— Start of Provided records —

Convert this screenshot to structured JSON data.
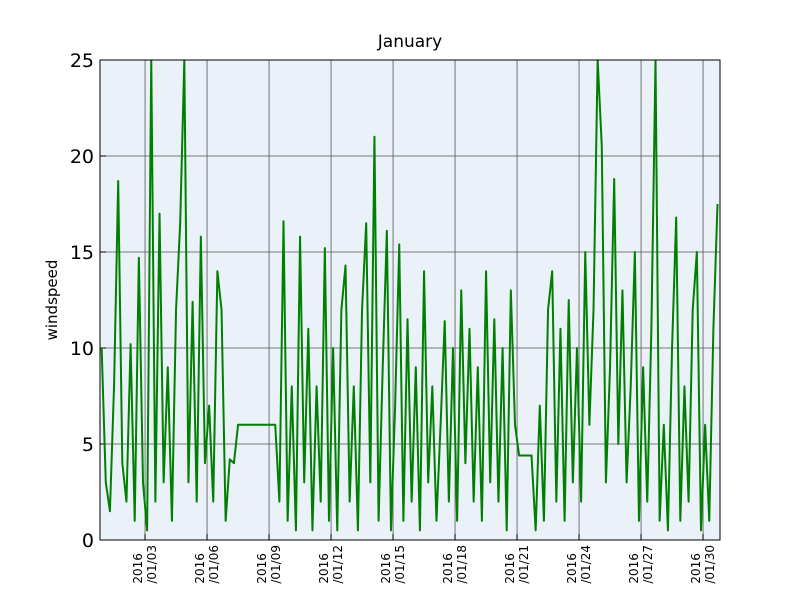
{
  "chart_data": {
    "type": "line",
    "title": "January",
    "y_label": "windspeed",
    "x": [
      0.9,
      1.1,
      1.3,
      1.5,
      1.7,
      1.9,
      2.1,
      2.3,
      2.5,
      2.7,
      2.9,
      3.1,
      3.3,
      3.5,
      3.7,
      3.9,
      4.1,
      4.3,
      4.5,
      4.7,
      4.9,
      5.1,
      5.3,
      5.5,
      5.7,
      5.9,
      6.1,
      6.3,
      6.5,
      6.7,
      6.9,
      7.1,
      7.3,
      7.5,
      7.7,
      7.9,
      8.1,
      8.3,
      8.5,
      8.7,
      8.9,
      9.1,
      9.3,
      9.5,
      9.7,
      9.9,
      10.1,
      10.3,
      10.5,
      10.7,
      10.9,
      11.1,
      11.3,
      11.5,
      11.7,
      11.9,
      12.1,
      12.3,
      12.5,
      12.7,
      12.9,
      13.1,
      13.3,
      13.5,
      13.7,
      13.9,
      14.1,
      14.3,
      14.5,
      14.7,
      14.9,
      15.1,
      15.3,
      15.5,
      15.7,
      15.9,
      16.1,
      16.3,
      16.5,
      16.7,
      16.9,
      17.1,
      17.3,
      17.5,
      17.7,
      17.9,
      18.1,
      18.3,
      18.5,
      18.7,
      18.9,
      19.1,
      19.3,
      19.5,
      19.7,
      19.9,
      20.1,
      20.3,
      20.5,
      20.7,
      20.9,
      21.1,
      21.3,
      21.5,
      21.7,
      21.9,
      22.1,
      22.3,
      22.5,
      22.7,
      22.9,
      23.1,
      23.3,
      23.5,
      23.7,
      23.9,
      24.1,
      24.3,
      24.5,
      24.7,
      24.9,
      25.1,
      25.3,
      25.5,
      25.7,
      25.9,
      26.1,
      26.3,
      26.5,
      26.7,
      26.9,
      27.1,
      27.3,
      27.5,
      27.7,
      27.9,
      28.1,
      28.3,
      28.5,
      28.7,
      28.9,
      29.1,
      29.3,
      29.5,
      29.7,
      29.9,
      30.1,
      30.3,
      30.5,
      30.7
    ],
    "series": [
      {
        "name": "windspeed",
        "color": "#008000",
        "values": [
          10,
          3,
          1.5,
          8,
          18.7,
          4,
          2,
          10.2,
          1,
          14.7,
          3,
          0.5,
          25,
          2,
          17,
          3,
          9,
          1,
          12,
          16.5,
          25,
          3,
          12.4,
          2,
          15.8,
          4,
          7,
          2,
          14,
          12,
          1,
          4.2,
          4,
          6,
          6,
          6,
          6,
          6,
          6,
          6,
          6,
          6,
          6,
          2,
          16.6,
          1,
          8,
          0.5,
          15.8,
          3,
          11,
          0.5,
          8,
          2,
          15.2,
          1,
          10,
          0.5,
          12,
          14.3,
          2,
          8,
          0.5,
          12,
          16.5,
          3,
          21,
          1,
          9,
          16.1,
          0.5,
          7,
          15.4,
          1,
          11.5,
          2,
          9,
          0.5,
          14,
          3,
          8,
          1,
          6,
          11.4,
          2,
          10,
          1,
          13,
          4,
          11,
          2,
          9,
          1,
          14,
          3,
          11.5,
          2,
          10,
          0.5,
          13,
          6,
          4.4,
          4.4,
          4.4,
          4.4,
          0.5,
          7,
          1,
          12,
          14,
          2,
          11,
          1,
          12.5,
          3,
          10,
          2,
          15,
          6,
          12,
          25,
          20.5,
          3,
          9,
          18.8,
          5,
          13,
          3,
          8,
          15,
          1,
          9,
          2,
          11,
          25,
          1,
          6,
          0.5,
          10,
          16.8,
          1,
          8,
          2,
          12,
          15,
          0.5,
          6,
          1,
          11,
          17.5
        ]
      }
    ],
    "xlim": [
      0.82,
      30.82
    ],
    "xticks": [
      {
        "value": 3,
        "label": "2016\n/01/03"
      },
      {
        "value": 6,
        "label": "2016\n/01/06"
      },
      {
        "value": 9,
        "label": "2016\n/01/09"
      },
      {
        "value": 12,
        "label": "2016\n/01/12"
      },
      {
        "value": 15,
        "label": "2016\n/01/15"
      },
      {
        "value": 18,
        "label": "2016\n/01/18"
      },
      {
        "value": 21,
        "label": "2016\n/01/21"
      },
      {
        "value": 24,
        "label": "2016\n/01/24"
      },
      {
        "value": 27,
        "label": "2016\n/01/27"
      },
      {
        "value": 30,
        "label": "2016\n/01/30"
      }
    ],
    "ylim": [
      0,
      25
    ],
    "yticks": [
      0,
      5,
      10,
      15,
      20,
      25
    ],
    "grid": true,
    "background": "#ebf1f8"
  }
}
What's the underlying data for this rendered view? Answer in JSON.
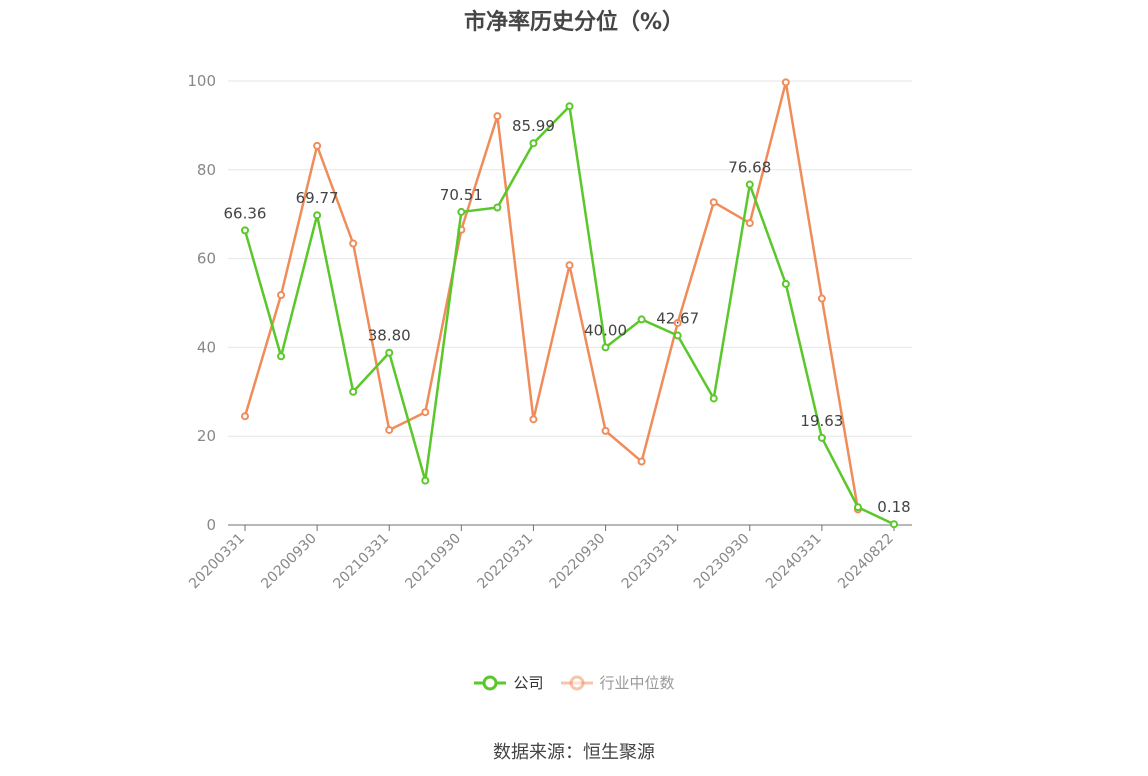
{
  "title": "市净率历史分位（%）",
  "source": "数据来源：恒生聚源",
  "colors": {
    "company": "#5ac72a",
    "industry": "#f08c5a",
    "grid": "#e6e6e6",
    "axis": "#6e7079",
    "tick_text": "#888888"
  },
  "chart_data": {
    "type": "line",
    "title": "市净率历史分位（%）",
    "xlabel": "",
    "ylabel": "",
    "ylim": [
      0,
      100
    ],
    "yticks": [
      0,
      20,
      40,
      60,
      80,
      100
    ],
    "grid": true,
    "legend_position": "bottom",
    "x": [
      "20200331",
      "20200630",
      "20200930",
      "20201231",
      "20210331",
      "20210630",
      "20210930",
      "20211231",
      "20220331",
      "20220630",
      "20220930",
      "20221231",
      "20230331",
      "20230630",
      "20230930",
      "20231231",
      "20240331",
      "20240630",
      "20240822"
    ],
    "xtick_labels": [
      "20200331",
      "20200930",
      "20210331",
      "20210930",
      "20220331",
      "20220930",
      "20230331",
      "20230930",
      "20240331",
      "20240822"
    ],
    "series": [
      {
        "name": "公司",
        "values": [
          66.36,
          38.0,
          69.77,
          30.0,
          38.8,
          10.0,
          70.51,
          71.5,
          85.99,
          94.3,
          40.0,
          46.3,
          42.67,
          28.5,
          76.68,
          54.3,
          19.63,
          4.0,
          0.18
        ],
        "data_labels": [
          {
            "index": 0,
            "text": "66.36"
          },
          {
            "index": 2,
            "text": "69.77"
          },
          {
            "index": 4,
            "text": "38.80"
          },
          {
            "index": 6,
            "text": "70.51"
          },
          {
            "index": 8,
            "text": "85.99"
          },
          {
            "index": 10,
            "text": "40.00"
          },
          {
            "index": 12,
            "text": "42.67"
          },
          {
            "index": 14,
            "text": "76.68"
          },
          {
            "index": 16,
            "text": "19.63"
          },
          {
            "index": 18,
            "text": "0.18"
          }
        ]
      },
      {
        "name": "行业中位数",
        "values": [
          24.5,
          51.8,
          85.4,
          63.4,
          21.4,
          25.4,
          66.5,
          92.1,
          23.8,
          58.5,
          21.2,
          14.3,
          45.5,
          72.7,
          68.0,
          99.7,
          51.0,
          3.5,
          null
        ]
      }
    ]
  }
}
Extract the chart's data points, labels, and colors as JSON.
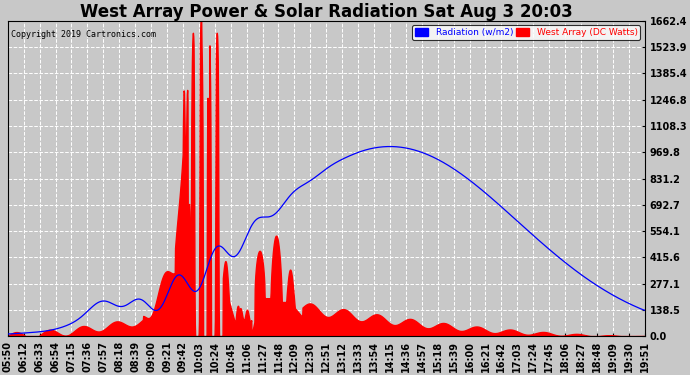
{
  "title": "West Array Power & Solar Radiation Sat Aug 3 20:03",
  "copyright": "Copyright 2019 Cartronics.com",
  "legend_labels": [
    "Radiation (w/m2)",
    "West Array (DC Watts)"
  ],
  "legend_colors": [
    "blue",
    "red"
  ],
  "y_max": 1662.4,
  "y_ticks": [
    0.0,
    138.5,
    277.1,
    415.6,
    554.1,
    692.7,
    831.2,
    969.8,
    1108.3,
    1246.8,
    1385.4,
    1523.9,
    1662.4
  ],
  "background_color": "#c8c8c8",
  "plot_bg_color": "#c8c8c8",
  "grid_color": "white",
  "title_fontsize": 12,
  "tick_label_fontsize": 7,
  "x_tick_labels": [
    "05:50",
    "06:12",
    "06:33",
    "06:54",
    "07:15",
    "07:36",
    "07:57",
    "08:18",
    "08:39",
    "09:00",
    "09:21",
    "09:42",
    "10:03",
    "10:24",
    "10:45",
    "11:06",
    "11:27",
    "11:48",
    "12:09",
    "12:30",
    "12:51",
    "13:12",
    "13:33",
    "13:54",
    "14:15",
    "14:36",
    "14:57",
    "15:18",
    "15:39",
    "16:00",
    "16:21",
    "16:42",
    "17:03",
    "17:24",
    "17:45",
    "18:06",
    "18:27",
    "18:48",
    "19:09",
    "19:30",
    "19:51"
  ]
}
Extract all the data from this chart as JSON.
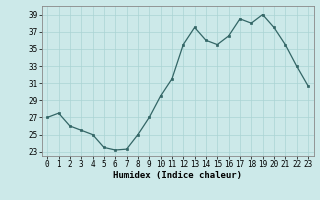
{
  "x": [
    0,
    1,
    2,
    3,
    4,
    5,
    6,
    7,
    8,
    9,
    10,
    11,
    12,
    13,
    14,
    15,
    16,
    17,
    18,
    19,
    20,
    21,
    22,
    23
  ],
  "y": [
    27,
    27.5,
    26,
    25.5,
    25,
    23.5,
    23.2,
    23.3,
    25,
    27,
    29.5,
    31.5,
    35.5,
    37.5,
    36,
    35.5,
    36.5,
    38.5,
    38,
    39,
    37.5,
    35.5,
    33,
    30.7
  ],
  "xlabel": "Humidex (Indice chaleur)",
  "ylabel": "",
  "bg_color": "#cce9e9",
  "grid_color": "#aad4d4",
  "line_color": "#336666",
  "marker_color": "#336666",
  "ylim": [
    22.5,
    40
  ],
  "xlim": [
    -0.5,
    23.5
  ],
  "yticks": [
    23,
    25,
    27,
    29,
    31,
    33,
    35,
    37,
    39
  ],
  "xticks": [
    0,
    1,
    2,
    3,
    4,
    5,
    6,
    7,
    8,
    9,
    10,
    11,
    12,
    13,
    14,
    15,
    16,
    17,
    18,
    19,
    20,
    21,
    22,
    23
  ]
}
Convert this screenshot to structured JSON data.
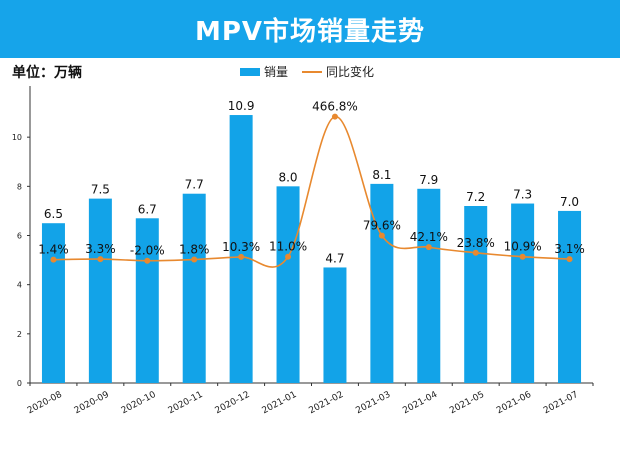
{
  "header": {
    "title": "MPV市场销量走势"
  },
  "unit_label": "单位：万辆",
  "colors": {
    "banner": "#16a4ea",
    "bar": "#12a3e8",
    "line": "#e8892f"
  },
  "chart_data": {
    "type": "bar",
    "title": "MPV市场销量走势",
    "ylabel": "单位：万辆",
    "xlabel": "",
    "ylim": [
      0,
      12
    ],
    "yticks": [
      0,
      2,
      4,
      6,
      8,
      10
    ],
    "categories": [
      "2020-08",
      "2020-09",
      "2020-10",
      "2020-11",
      "2020-12",
      "2021-01",
      "2021-02",
      "2021-03",
      "2021-04",
      "2021-05",
      "2021-06",
      "2021-07"
    ],
    "series": [
      {
        "name": "销量",
        "type": "bar",
        "values": [
          6.5,
          7.5,
          6.7,
          7.7,
          10.9,
          8.0,
          4.7,
          8.1,
          7.9,
          7.2,
          7.3,
          7.0
        ],
        "labels": [
          "6.5",
          "7.5",
          "6.7",
          "7.7",
          "10.9",
          "8.0",
          "4.7",
          "8.1",
          "7.9",
          "7.2",
          "7.3",
          "7.0"
        ]
      },
      {
        "name": "同比变化",
        "type": "line",
        "secondary_axis": true,
        "values": [
          1.4,
          3.3,
          -2.0,
          1.8,
          10.3,
          11.0,
          466.8,
          79.6,
          42.1,
          23.8,
          10.9,
          3.1
        ],
        "labels": [
          "1.4%",
          "3.3%",
          "-2.0%",
          "1.8%",
          "10.3%",
          "11.0%",
          "466.8%",
          "79.6%",
          "42.1%",
          "23.8%",
          "10.9%",
          "3.1%"
        ]
      }
    ],
    "legend": {
      "position": "top-center",
      "items": [
        "销量",
        "同比变化"
      ]
    }
  }
}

— End of Provided records —

Task to carry out:
Search the records above for the string "name". Copy every line that contains it.

Problem solution:
        "name": "windspeed",
        "name": "公司",
        "name": "行业中位数",
        "name": "销量",
        "name": "同比变化",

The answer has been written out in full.